# EXCERPT TO READ:
※
This is not the whole list; the purpose of the exercise was both to give you a chance to get to know one another - and to start you thinking about working with writers and when it might be time to write - and when it might be time to talk.

Summaries.
The first assignment in the College Composition Curriculum is a Summary/Response. In a summary/response essay students summarize a text - and then write their thoughts/feelings/ideas about that text. The problem is - instructors can mean one of several things when they request a summary:

1. state all the points and ideas developed in an essay
2. present all the main ideas
3. state the main concepts or ideas relevant to a particular focus
4. encapsulate or synthesize the main ideas

We then got a start on writing an assignment sheet for the summary you will write for homework.
We first had to decide what kind of summary you were writing. I think we decided it was a combination of 3 & 4.

****For any writer - deciding exactly what it is the audience wants of you (and for students the audience is usually the teacher) is perhaps the most important part of the writing task. Before you begin writing - start with some up-front, analytic thinking about:
  • who you are writing for,
  • what you should write
  • the form you should write it in.
The assignment sheet for the homework summary should help you answer those questions.

For Thursday:
1. Read Tips for Summaries (under readings); and Chapter 40 in HTWA: Summarizing Sources.

2. Write a summary of Chapter 1 of Ryan and Zimmerelli; the assignment sheet is posted to the right under Writing Assignments. Email your summary to ENG1620HonorsEnglish@gmail.com, as an attachment. The subject and the name of the file should be LastNameSummaryProf.

3. Email your revised diagnostic essay to ENG1620HonorsEnglish@gmail.com. See above for how to name the file & what to write in the subject line.

Thanks for your good work in class today! I especially appreciate the corrections to the Calendar and the questions about course policies. And keep working on names - maybe ask a classmate out for coffee? See you on Thursday.







Thursday, September 2, 2010

First Day

What we did in class today: I presented a lightning-fast introduction to the course and the course materials and you wrote the diagnostic essay that provides the College Composition program with information about your knowledge and practices for writing BEFORE you took any college courses.
※
# SOURCE DATA:
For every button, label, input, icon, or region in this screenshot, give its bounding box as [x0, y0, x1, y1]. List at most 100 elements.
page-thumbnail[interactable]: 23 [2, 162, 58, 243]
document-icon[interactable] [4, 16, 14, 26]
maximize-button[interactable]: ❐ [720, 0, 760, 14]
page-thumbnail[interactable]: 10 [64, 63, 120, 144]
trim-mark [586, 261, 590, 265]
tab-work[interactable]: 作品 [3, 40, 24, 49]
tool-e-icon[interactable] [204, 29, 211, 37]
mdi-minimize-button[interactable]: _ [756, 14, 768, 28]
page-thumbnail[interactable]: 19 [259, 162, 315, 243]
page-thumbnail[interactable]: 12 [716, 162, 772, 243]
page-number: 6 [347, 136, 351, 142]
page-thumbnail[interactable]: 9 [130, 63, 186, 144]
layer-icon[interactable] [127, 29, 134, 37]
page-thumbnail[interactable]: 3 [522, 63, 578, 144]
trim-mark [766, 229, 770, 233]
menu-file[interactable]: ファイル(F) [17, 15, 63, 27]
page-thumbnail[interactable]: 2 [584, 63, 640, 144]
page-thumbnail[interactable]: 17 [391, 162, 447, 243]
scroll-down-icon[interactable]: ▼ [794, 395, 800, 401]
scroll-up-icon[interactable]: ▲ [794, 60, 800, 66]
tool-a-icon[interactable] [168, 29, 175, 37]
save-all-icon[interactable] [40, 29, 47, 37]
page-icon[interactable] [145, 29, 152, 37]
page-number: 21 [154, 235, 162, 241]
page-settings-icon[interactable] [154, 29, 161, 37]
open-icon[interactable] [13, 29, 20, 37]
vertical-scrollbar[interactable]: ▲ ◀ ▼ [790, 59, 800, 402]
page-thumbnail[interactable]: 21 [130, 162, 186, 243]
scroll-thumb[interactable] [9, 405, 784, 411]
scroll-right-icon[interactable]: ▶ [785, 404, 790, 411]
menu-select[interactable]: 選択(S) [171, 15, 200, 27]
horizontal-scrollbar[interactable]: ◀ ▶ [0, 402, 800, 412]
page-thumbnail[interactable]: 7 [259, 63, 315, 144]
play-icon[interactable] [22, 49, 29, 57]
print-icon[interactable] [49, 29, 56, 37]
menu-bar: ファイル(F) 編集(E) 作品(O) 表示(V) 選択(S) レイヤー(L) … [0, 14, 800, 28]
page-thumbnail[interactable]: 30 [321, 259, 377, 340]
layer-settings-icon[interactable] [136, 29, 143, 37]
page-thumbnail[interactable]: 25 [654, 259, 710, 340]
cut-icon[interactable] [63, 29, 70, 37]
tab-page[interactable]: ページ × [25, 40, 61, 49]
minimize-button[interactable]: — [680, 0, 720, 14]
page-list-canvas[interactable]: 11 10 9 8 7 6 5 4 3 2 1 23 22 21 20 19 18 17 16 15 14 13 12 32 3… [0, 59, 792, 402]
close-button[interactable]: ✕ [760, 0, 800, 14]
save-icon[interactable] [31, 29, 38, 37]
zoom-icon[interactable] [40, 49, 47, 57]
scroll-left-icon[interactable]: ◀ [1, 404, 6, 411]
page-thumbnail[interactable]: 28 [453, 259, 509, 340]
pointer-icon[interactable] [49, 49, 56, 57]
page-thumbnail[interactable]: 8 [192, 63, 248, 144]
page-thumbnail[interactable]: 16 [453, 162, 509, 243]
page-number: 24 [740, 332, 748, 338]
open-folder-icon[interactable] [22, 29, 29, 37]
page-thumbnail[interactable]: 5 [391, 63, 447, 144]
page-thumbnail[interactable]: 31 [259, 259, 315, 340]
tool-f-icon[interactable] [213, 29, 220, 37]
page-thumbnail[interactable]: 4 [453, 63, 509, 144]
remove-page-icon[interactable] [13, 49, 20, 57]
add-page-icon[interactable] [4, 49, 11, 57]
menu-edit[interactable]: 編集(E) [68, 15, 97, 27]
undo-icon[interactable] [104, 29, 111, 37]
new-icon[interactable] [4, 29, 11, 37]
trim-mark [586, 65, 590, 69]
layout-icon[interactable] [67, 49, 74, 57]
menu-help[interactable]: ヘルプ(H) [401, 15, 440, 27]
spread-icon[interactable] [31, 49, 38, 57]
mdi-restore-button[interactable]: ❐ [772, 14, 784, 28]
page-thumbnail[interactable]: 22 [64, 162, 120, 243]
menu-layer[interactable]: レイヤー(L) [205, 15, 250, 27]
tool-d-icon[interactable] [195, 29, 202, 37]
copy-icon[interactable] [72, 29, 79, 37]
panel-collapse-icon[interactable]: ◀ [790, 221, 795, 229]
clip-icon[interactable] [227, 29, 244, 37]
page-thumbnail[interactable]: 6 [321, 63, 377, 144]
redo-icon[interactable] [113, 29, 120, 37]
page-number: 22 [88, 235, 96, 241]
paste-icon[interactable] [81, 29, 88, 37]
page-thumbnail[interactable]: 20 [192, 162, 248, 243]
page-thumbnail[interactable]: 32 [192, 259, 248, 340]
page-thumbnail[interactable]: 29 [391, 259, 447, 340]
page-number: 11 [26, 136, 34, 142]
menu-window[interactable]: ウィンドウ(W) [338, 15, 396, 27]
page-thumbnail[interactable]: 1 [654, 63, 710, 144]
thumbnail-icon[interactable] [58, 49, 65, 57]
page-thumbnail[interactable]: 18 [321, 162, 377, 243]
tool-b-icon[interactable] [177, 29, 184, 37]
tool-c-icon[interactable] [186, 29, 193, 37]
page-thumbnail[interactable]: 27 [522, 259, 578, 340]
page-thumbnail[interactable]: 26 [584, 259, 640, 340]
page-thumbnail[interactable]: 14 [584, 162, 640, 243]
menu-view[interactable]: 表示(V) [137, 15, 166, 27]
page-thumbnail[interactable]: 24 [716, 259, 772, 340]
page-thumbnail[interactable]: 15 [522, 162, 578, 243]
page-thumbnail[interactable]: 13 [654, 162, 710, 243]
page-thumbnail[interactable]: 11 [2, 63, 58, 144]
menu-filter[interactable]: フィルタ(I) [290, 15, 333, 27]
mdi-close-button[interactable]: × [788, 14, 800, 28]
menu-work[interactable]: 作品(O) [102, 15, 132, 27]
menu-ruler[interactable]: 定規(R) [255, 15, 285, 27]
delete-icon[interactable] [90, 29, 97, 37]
※
# YOUR TASKS:
1. In the excerpt about the writing course, what is the first assignment in the College Composition Curriculum?
2. Continue the excerpt about the writing course, starting right after its final sentence.

# RESPONSES TO THE TASKS:
1. A Summary/Response.

2.
Some of you were unable to complete the Attitude Survey because of issues with your Kean Email. If you had trouble logging on - you should call the Office of Computers and Information Services (OCIS) at 908 737 6000, or visit them in person. For the location of the office go to: http://www.kean.edu/~ocisweb/index.htm . Please complete the attitude survey as soon as you can log in.

You also sent me an email about your process for writing in-class essay exams. These emails indicated a wide range of approaches - which is great. We are clearly going to do some learning from each other!

I apologize for not giving you a chance to introduce yourselves - to each other and to me. We will catch up with that on Tuesday.

Homework for Tuesday:
1. Read the course syllabus & calendar + send me an email stating that you have read it. If you have questions or concerns, include them in this email and we can talk them over in class. The Subject for this email should be: LastNameSyllabus.

2. Revise your in-class essay. I will be evaluating this version of the essay and will give you feedback on how well it matches up with the standards for college writing. You will turn in the revised essay as an attachment to an email sent to ENG1620HonorsEnglish@gmail.com. The subject should be: LastNameDignosticRevised.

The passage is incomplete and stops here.